[Task goal] Sift the material for lines containing "name", and return them.

[Records to process]

====

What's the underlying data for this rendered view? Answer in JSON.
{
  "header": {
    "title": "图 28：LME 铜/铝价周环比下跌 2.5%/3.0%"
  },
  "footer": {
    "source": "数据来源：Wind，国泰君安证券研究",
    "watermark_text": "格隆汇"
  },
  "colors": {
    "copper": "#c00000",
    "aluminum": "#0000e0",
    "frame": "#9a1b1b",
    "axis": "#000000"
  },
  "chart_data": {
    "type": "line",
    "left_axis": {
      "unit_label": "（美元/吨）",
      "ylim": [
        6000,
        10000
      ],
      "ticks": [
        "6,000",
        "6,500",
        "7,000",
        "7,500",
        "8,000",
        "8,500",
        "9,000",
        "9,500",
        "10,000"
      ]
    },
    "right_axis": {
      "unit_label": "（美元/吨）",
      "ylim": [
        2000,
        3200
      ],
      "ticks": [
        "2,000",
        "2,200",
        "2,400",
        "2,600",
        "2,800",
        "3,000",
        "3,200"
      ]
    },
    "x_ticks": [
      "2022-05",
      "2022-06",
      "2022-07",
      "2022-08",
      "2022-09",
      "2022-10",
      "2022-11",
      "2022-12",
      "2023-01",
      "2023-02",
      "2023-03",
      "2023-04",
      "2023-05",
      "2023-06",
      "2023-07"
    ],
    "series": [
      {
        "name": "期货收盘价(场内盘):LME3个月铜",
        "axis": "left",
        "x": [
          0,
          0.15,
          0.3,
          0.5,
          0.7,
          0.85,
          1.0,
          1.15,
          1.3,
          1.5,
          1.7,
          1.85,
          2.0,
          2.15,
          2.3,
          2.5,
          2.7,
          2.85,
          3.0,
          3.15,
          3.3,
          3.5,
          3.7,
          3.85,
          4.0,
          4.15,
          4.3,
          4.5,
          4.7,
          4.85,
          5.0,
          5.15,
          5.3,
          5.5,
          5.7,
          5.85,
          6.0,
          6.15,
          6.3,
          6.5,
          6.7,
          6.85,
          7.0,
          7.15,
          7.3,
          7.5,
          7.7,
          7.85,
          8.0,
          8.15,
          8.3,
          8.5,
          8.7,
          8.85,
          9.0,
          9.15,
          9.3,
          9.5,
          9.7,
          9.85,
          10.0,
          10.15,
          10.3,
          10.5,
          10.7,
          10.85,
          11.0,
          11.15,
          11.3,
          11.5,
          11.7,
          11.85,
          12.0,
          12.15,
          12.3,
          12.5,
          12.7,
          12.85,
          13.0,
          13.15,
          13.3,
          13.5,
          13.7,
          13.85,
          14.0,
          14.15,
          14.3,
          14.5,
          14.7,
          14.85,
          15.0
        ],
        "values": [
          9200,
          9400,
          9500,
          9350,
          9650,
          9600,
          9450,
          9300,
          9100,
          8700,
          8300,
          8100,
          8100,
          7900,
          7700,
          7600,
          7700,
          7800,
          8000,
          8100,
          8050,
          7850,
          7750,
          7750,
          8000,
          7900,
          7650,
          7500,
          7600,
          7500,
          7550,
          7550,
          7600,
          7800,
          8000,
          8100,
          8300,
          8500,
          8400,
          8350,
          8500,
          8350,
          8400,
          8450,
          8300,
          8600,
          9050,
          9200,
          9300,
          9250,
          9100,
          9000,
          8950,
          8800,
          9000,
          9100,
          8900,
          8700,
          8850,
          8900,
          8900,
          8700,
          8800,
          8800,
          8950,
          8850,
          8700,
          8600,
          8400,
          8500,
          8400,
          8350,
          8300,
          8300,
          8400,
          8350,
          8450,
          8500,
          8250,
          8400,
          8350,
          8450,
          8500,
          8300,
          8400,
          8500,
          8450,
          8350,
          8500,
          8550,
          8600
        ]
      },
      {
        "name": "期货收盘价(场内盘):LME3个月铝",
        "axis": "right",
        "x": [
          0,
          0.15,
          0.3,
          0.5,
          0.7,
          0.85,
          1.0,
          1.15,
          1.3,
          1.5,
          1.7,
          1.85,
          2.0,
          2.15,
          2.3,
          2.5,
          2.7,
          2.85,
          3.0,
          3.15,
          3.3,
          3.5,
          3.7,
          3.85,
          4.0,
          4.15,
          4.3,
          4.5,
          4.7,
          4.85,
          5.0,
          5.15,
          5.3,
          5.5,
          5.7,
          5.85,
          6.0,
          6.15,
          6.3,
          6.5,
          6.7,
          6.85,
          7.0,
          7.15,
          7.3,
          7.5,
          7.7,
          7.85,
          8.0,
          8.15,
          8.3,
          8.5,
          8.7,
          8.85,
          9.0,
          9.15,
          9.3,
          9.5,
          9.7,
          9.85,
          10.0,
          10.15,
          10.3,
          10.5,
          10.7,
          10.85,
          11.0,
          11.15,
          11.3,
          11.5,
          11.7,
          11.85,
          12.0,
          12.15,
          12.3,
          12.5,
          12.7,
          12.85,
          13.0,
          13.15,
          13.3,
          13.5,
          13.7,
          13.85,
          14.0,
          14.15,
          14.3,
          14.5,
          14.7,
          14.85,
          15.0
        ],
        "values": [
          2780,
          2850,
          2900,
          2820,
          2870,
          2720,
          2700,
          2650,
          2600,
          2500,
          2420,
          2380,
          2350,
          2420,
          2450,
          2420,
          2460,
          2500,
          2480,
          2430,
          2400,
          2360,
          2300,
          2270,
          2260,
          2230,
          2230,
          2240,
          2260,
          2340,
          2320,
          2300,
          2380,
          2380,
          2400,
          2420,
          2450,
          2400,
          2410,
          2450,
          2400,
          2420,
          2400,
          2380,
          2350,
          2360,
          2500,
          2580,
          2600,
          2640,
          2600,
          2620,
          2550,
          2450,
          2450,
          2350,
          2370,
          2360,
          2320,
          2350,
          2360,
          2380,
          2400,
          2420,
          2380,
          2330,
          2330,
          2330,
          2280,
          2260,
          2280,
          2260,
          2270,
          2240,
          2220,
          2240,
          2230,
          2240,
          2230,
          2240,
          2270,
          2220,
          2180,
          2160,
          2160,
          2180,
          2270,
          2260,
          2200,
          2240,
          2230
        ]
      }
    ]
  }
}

====

[Task solution]
        "name": "期货收盘价(场内盘):LME3个月铜",
        "name": "期货收盘价(场内盘):LME3个月铝",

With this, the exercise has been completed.